* Requirement: Scan the material below for the string "JSON", and copy every line where it shows up.

* Information given:

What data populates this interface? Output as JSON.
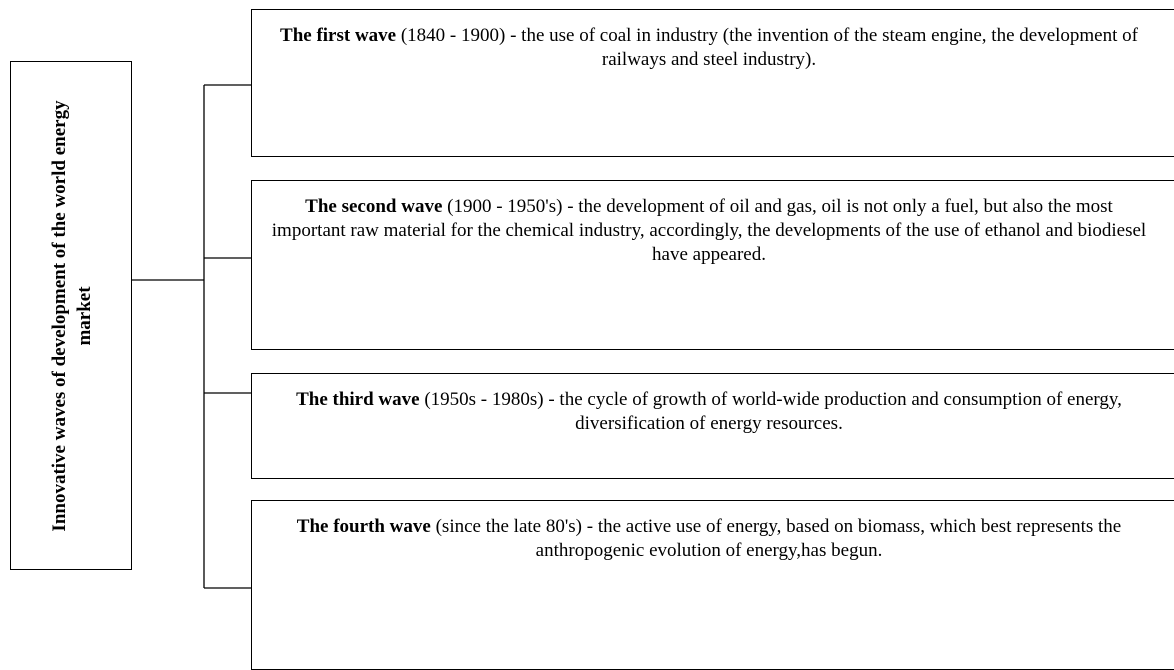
{
  "root": {
    "label": "Innovative waves of development of the world energy market"
  },
  "nodes": [
    {
      "title": "The first wave",
      "text": "(1840 - 1900) - the use of coal in industry (the invention of the steam engine, the development of railways and steel industry)."
    },
    {
      "title": "The second wave",
      "text": "(1900 - 1950's) - the development of oil and gas, oil is not only a fuel, but also the most important raw material for the chemical industry, accordingly, the developments of the use of ethanol and biodiesel have appeared."
    },
    {
      "title": "The third wave",
      "text": "(1950s - 1980s) - the cycle of growth of world-wide production and consumption of energy, diversification of energy resources."
    },
    {
      "title": "The fourth wave",
      "text": "(since the late 80's) - the active use of energy, based on biomass, which best represents the anthropogenic evolution of energy,has begun."
    }
  ]
}
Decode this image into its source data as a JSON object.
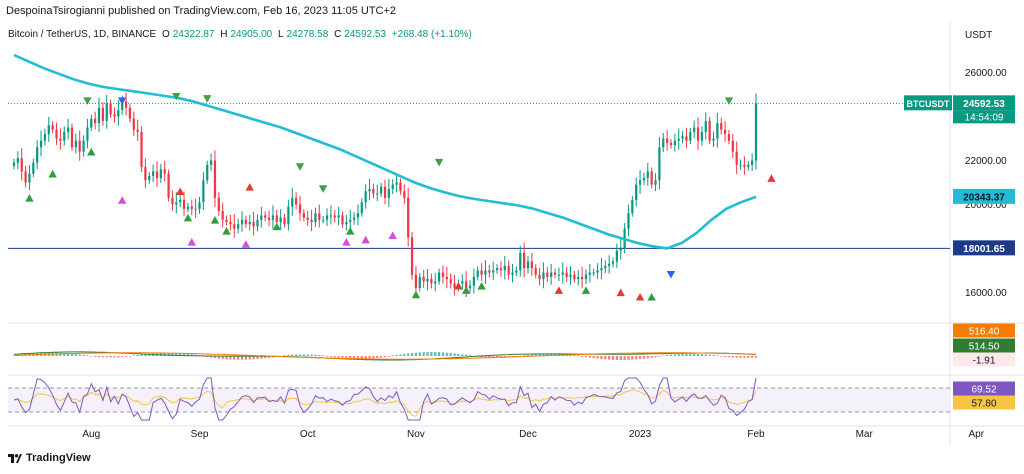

* Result of this task:
What data populates this interface? Output as JSON.
Decode this image into its source data as a JSON object.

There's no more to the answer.